*** Data for this task ***

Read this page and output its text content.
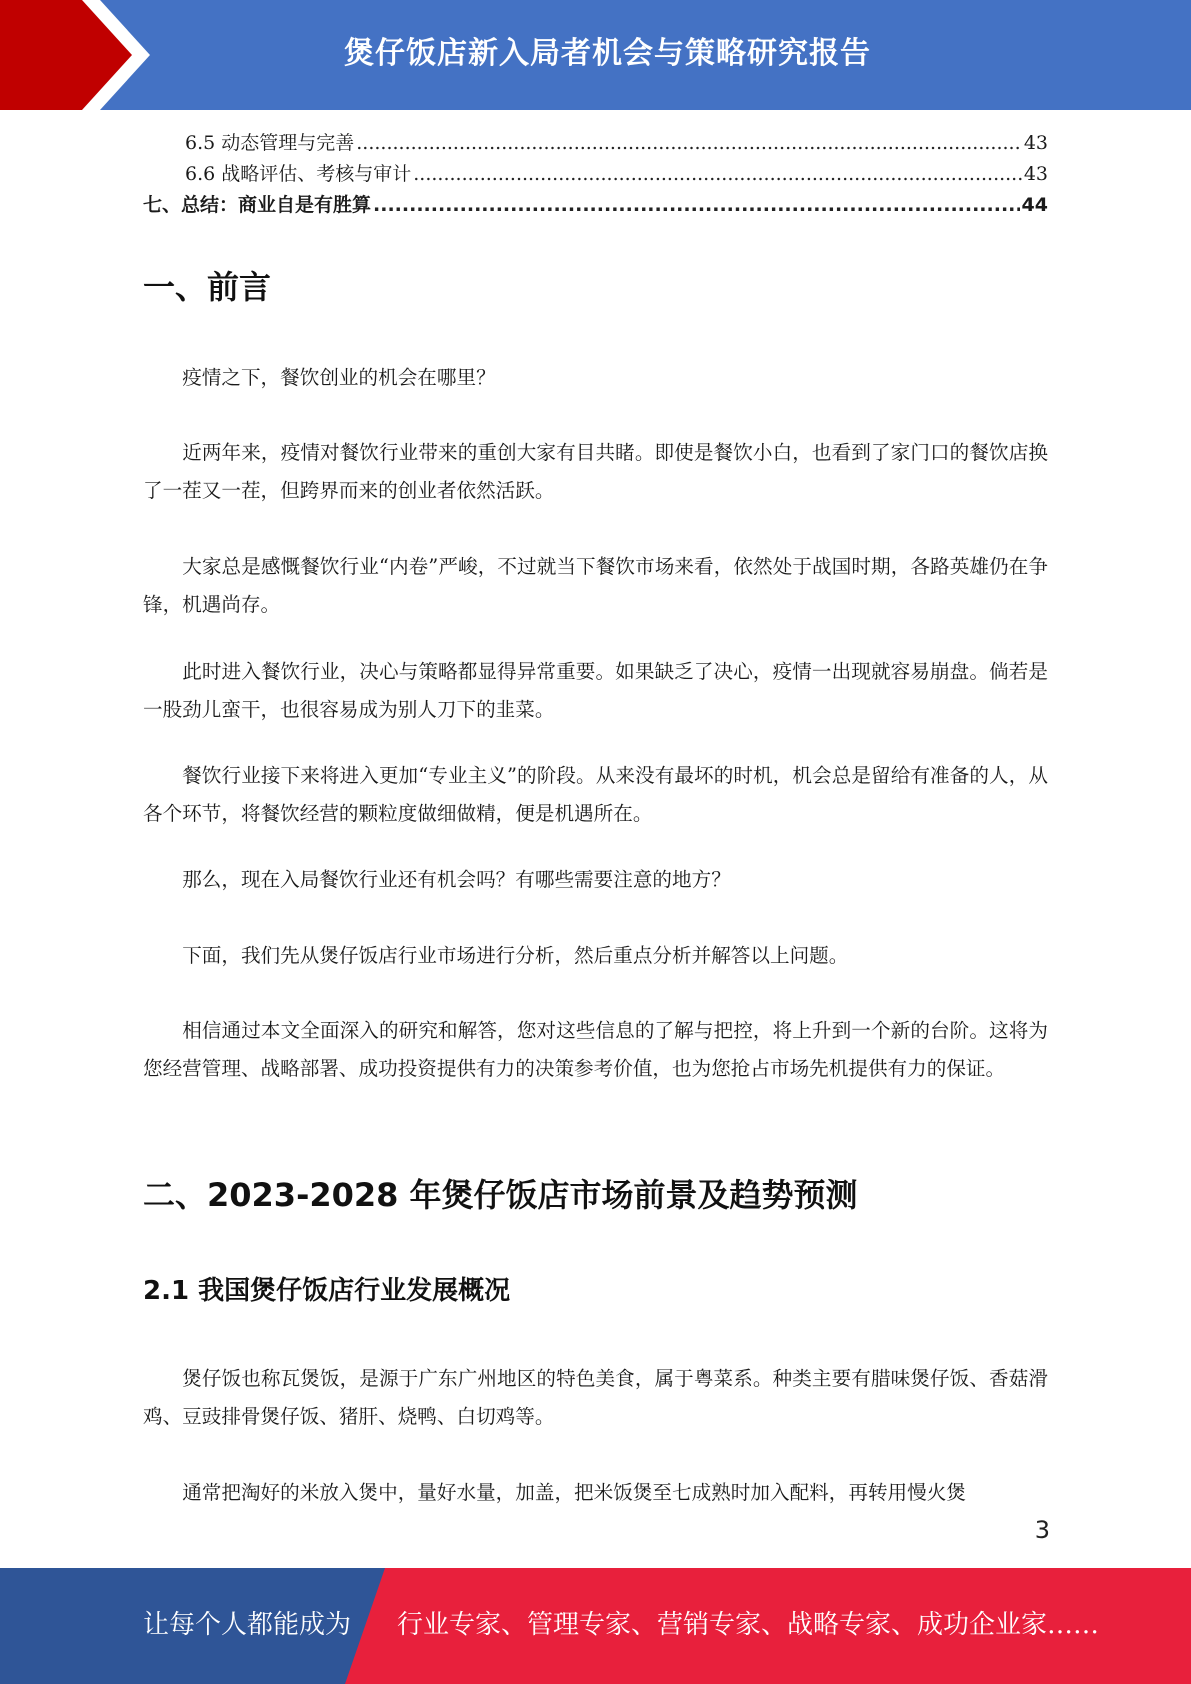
煲仔饭店新入局者机会与策略研究报告
6.5 动态管理与完善 .....	43
6.6 战略评估、考核与审计 .....	43
七、总结：商业自是有胜算 .....	44
一、前言

疫情之下，餐饮创业的机会在哪里？

近两年来，疫情对餐饮行业带来的重创大家有目共睹。即使是餐饮小白，也看到了家门口的餐饮店换了一茬又一茬，但跨界而来的创业者依然活跃。

大家总是感慨餐饮行业“内卷”严峻，不过就当下餐饮市场来看，依然处于战国时期，各路英雄仍在争锋，机遇尚存。

此时进入餐饮行业，决心与策略都显得异常重要。如果缺乏了决心，疫情一出现就容易崩盘。倘若是一股劲儿蛮干，也很容易成为别人刀下的韭菜。

餐饮行业接下来将进入更加“专业主义”的阶段。从来没有最坏的时机，机会总是留给有准备的人，从各个环节，将餐饮经营的颗粒度做细做精，便是机遇所在。

那么，现在入局餐饮行业还有机会吗？有哪些需要注意的地方？

下面，我们先从煲仔饭店行业市场进行分析，然后重点分析并解答以上问题。

相信通过本文全面深入的研究和解答，您对这些信息的了解与把控，将上升到一个新的台阶。这将为您经营管理、战略部署、成功投资提供有力的决策参考价值，也为您抢占市场先机提供有力的保证。

二、2023-2028 年煲仔饭店市场前景及趋势预测
2.1 我国煲仔饭店行业发展概况

煲仔饭也称瓦煲饭，是源于广东广州地区的特色美食，属于粤菜系。种类主要有腊味煲仔饭、香菇滑鸡、豆豉排骨煲仔饭、猪肝、烧鸭、白切鸡等。

通常把淘好的米放入煲中，量好水量，加盖，把米饭煲至七成熟时加入配料，再转用慢火煲

3
让每个人都能成为 行业专家、管理专家、营销专家、战略专家、成功企业家……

***

■ Task details
Print the whole listing above once more, word for word, without its pictures.

■ Reply
Read this page and output its text content.
煲仔饭店新入局者机会与策略研究报告
6.5 动态管理与完善 .....	43
6.6 战略评估、考核与审计 .....	43
七、总结：商业自是有胜算 .....	44
一、前言

疫情之下，餐饮创业的机会在哪里？

近两年来，疫情对餐饮行业带来的重创大家有目共睹。即使是餐饮小白，也看到了家门口的餐饮店换了一茬又一茬，但跨界而来的创业者依然活跃。

大家总是感慨餐饮行业“内卷”严峻，不过就当下餐饮市场来看，依然处于战国时期，各路英雄仍在争锋，机遇尚存。

此时进入餐饮行业，决心与策略都显得异常重要。如果缺乏了决心，疫情一出现就容易崩盘。倘若是一股劲儿蛮干，也很容易成为别人刀下的韭菜。

餐饮行业接下来将进入更加“专业主义”的阶段。从来没有最坏的时机，机会总是留给有准备的人，从各个环节，将餐饮经营的颗粒度做细做精，便是机遇所在。

那么，现在入局餐饮行业还有机会吗？有哪些需要注意的地方？

下面，我们先从煲仔饭店行业市场进行分析，然后重点分析并解答以上问题。

相信通过本文全面深入的研究和解答，您对这些信息的了解与把控，将上升到一个新的台阶。这将为您经营管理、战略部署、成功投资提供有力的决策参考价值，也为您抢占市场先机提供有力的保证。

二、2023-2028 年煲仔饭店市场前景及趋势预测
2.1 我国煲仔饭店行业发展概况

煲仔饭也称瓦煲饭，是源于广东广州地区的特色美食，属于粤菜系。种类主要有腊味煲仔饭、香菇滑鸡、豆豉排骨煲仔饭、猪肝、烧鸭、白切鸡等。

通常把淘好的米放入煲中，量好水量，加盖，把米饭煲至七成熟时加入配料，再转用慢火煲

3
让每个人都能成为 行业专家、管理专家、营销专家、战略专家、成功企业家……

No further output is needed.